(Stored data entries)

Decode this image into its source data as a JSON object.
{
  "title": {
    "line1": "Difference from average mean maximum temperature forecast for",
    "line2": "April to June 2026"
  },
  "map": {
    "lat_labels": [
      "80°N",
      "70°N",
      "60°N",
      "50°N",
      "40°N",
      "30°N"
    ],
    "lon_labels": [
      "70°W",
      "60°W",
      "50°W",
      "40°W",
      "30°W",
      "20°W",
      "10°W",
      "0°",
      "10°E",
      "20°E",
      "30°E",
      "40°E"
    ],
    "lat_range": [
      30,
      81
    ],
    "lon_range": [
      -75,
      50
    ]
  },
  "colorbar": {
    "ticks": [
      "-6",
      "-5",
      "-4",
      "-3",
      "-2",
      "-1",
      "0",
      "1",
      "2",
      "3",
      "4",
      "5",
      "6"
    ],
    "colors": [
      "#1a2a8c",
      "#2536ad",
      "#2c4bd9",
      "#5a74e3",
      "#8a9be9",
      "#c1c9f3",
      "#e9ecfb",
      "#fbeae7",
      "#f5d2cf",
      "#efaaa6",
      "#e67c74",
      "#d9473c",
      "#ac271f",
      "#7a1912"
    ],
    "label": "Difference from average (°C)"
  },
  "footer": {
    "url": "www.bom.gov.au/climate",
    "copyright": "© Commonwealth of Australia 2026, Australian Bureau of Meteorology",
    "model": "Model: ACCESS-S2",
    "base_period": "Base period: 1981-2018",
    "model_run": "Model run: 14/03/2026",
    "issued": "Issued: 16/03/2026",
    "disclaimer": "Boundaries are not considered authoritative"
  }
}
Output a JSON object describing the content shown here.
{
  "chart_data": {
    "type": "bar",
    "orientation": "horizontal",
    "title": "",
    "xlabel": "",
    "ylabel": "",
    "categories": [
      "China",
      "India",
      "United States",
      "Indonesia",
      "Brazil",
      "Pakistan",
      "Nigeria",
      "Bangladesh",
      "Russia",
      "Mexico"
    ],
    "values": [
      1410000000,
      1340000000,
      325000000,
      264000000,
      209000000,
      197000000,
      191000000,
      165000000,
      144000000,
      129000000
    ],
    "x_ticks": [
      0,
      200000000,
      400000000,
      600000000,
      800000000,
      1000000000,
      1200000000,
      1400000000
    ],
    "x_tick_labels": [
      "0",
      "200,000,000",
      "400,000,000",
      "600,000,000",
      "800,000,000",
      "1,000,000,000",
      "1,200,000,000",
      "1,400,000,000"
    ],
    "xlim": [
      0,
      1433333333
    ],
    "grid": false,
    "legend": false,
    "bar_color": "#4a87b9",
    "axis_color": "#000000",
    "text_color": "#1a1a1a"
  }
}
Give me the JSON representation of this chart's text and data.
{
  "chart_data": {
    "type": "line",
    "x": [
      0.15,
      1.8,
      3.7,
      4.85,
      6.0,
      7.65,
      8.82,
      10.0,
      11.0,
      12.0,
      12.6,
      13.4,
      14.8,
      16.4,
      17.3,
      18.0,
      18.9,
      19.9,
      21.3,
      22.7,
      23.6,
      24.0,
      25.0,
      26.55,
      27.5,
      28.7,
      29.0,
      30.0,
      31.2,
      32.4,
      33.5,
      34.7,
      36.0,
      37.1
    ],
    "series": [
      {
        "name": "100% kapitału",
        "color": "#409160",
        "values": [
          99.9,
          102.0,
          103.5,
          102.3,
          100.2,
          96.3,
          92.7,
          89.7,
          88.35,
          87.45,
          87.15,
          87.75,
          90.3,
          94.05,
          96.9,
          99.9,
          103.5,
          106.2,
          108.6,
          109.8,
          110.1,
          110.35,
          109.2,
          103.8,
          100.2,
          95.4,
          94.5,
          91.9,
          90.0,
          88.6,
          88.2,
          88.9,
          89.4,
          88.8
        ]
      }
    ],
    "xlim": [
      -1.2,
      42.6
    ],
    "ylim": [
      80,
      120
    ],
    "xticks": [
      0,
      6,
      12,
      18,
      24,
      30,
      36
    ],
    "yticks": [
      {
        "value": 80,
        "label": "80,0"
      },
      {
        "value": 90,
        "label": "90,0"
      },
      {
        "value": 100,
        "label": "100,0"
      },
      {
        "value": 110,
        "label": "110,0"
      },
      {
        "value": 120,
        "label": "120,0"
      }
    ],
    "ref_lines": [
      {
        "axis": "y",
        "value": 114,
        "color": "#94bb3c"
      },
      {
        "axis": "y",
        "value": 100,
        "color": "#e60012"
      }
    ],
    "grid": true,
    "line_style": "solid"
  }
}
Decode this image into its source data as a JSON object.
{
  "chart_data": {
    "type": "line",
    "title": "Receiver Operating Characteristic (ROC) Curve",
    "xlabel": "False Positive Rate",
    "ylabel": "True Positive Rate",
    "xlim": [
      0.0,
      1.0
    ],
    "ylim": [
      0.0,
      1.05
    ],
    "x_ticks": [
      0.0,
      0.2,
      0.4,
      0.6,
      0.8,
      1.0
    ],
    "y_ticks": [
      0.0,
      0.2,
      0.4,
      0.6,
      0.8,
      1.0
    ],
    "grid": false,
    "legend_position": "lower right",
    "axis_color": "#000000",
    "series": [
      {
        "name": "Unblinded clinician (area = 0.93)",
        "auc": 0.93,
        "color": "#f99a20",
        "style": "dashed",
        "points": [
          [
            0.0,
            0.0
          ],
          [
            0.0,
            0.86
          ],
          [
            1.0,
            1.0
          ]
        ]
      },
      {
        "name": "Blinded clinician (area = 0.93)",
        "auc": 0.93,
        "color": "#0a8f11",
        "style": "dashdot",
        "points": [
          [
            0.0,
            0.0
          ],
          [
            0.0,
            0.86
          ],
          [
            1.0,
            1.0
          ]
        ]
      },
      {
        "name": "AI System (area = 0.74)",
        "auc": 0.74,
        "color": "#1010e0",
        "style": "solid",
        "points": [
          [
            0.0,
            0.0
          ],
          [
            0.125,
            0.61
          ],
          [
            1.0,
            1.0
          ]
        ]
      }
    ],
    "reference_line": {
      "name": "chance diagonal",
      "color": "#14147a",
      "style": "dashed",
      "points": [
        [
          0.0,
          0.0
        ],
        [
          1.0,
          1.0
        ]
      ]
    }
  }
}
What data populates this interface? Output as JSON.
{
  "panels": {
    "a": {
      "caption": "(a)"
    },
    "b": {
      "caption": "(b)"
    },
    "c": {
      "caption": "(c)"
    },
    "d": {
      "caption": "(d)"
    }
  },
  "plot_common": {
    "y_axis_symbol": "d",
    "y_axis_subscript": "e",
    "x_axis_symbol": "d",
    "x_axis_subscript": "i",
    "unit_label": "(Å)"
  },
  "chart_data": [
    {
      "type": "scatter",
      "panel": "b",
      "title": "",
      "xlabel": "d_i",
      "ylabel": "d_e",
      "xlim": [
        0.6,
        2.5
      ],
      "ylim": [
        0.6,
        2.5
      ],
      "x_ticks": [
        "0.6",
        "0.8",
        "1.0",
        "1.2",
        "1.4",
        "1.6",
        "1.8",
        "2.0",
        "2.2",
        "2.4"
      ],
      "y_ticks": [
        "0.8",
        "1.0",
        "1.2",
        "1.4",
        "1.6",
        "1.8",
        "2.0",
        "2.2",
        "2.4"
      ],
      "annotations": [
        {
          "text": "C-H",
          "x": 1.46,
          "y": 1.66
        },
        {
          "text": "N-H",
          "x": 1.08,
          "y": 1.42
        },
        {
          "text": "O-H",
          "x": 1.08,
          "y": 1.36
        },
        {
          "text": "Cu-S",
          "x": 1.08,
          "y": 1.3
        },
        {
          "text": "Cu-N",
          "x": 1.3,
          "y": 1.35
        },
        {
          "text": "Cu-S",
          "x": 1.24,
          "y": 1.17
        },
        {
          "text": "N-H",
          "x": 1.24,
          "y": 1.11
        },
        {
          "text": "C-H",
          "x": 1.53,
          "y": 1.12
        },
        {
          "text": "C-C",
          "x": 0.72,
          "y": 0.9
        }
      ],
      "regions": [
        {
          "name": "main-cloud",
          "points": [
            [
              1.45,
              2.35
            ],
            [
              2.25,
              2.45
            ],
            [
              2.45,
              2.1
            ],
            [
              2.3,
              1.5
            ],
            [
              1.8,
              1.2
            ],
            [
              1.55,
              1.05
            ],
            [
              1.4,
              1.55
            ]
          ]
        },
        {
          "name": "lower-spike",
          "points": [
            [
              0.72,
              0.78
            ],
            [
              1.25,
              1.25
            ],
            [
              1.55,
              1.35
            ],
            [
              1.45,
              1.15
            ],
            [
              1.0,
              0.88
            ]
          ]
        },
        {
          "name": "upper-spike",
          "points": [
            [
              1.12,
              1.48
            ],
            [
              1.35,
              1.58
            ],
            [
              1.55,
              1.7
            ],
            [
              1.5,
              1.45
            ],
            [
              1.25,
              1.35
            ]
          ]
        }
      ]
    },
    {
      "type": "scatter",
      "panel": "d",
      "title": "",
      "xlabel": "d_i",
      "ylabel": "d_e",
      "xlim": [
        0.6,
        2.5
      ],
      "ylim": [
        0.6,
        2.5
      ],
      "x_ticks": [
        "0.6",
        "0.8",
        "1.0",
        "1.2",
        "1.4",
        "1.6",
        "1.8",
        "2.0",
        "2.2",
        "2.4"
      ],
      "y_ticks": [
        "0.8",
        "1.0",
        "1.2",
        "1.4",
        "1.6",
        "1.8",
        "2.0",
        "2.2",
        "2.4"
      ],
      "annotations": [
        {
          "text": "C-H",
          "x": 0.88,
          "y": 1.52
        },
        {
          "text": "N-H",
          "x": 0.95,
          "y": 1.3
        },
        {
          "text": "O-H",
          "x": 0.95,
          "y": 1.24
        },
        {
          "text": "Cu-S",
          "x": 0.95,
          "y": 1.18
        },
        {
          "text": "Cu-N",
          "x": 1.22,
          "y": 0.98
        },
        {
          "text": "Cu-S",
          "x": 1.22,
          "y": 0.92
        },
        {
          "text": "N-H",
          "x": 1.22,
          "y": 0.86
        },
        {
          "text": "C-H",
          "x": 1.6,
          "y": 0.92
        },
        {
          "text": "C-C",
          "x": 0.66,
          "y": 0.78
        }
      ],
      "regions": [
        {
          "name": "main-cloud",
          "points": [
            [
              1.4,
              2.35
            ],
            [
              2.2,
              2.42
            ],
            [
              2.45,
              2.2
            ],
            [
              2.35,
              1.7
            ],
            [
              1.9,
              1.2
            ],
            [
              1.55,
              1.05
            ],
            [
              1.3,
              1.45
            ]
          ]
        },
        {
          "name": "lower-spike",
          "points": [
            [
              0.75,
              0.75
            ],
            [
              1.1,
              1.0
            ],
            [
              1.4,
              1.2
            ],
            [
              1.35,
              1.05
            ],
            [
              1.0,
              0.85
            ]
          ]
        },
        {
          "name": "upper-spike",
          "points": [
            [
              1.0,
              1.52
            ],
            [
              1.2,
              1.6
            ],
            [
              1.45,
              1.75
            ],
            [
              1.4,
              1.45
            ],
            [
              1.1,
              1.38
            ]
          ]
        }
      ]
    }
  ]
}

_Task instructions:_ For each line in the data above that contains the string "JSON", extract the line.

_Task answer:_
Decode this image into its source data as a JSON object.
Output a JSON object describing the content shown here.
Give me the JSON representation of this chart's text and data.
Decode this image into its source data as a JSON object.
What data populates this interface? Output as JSON.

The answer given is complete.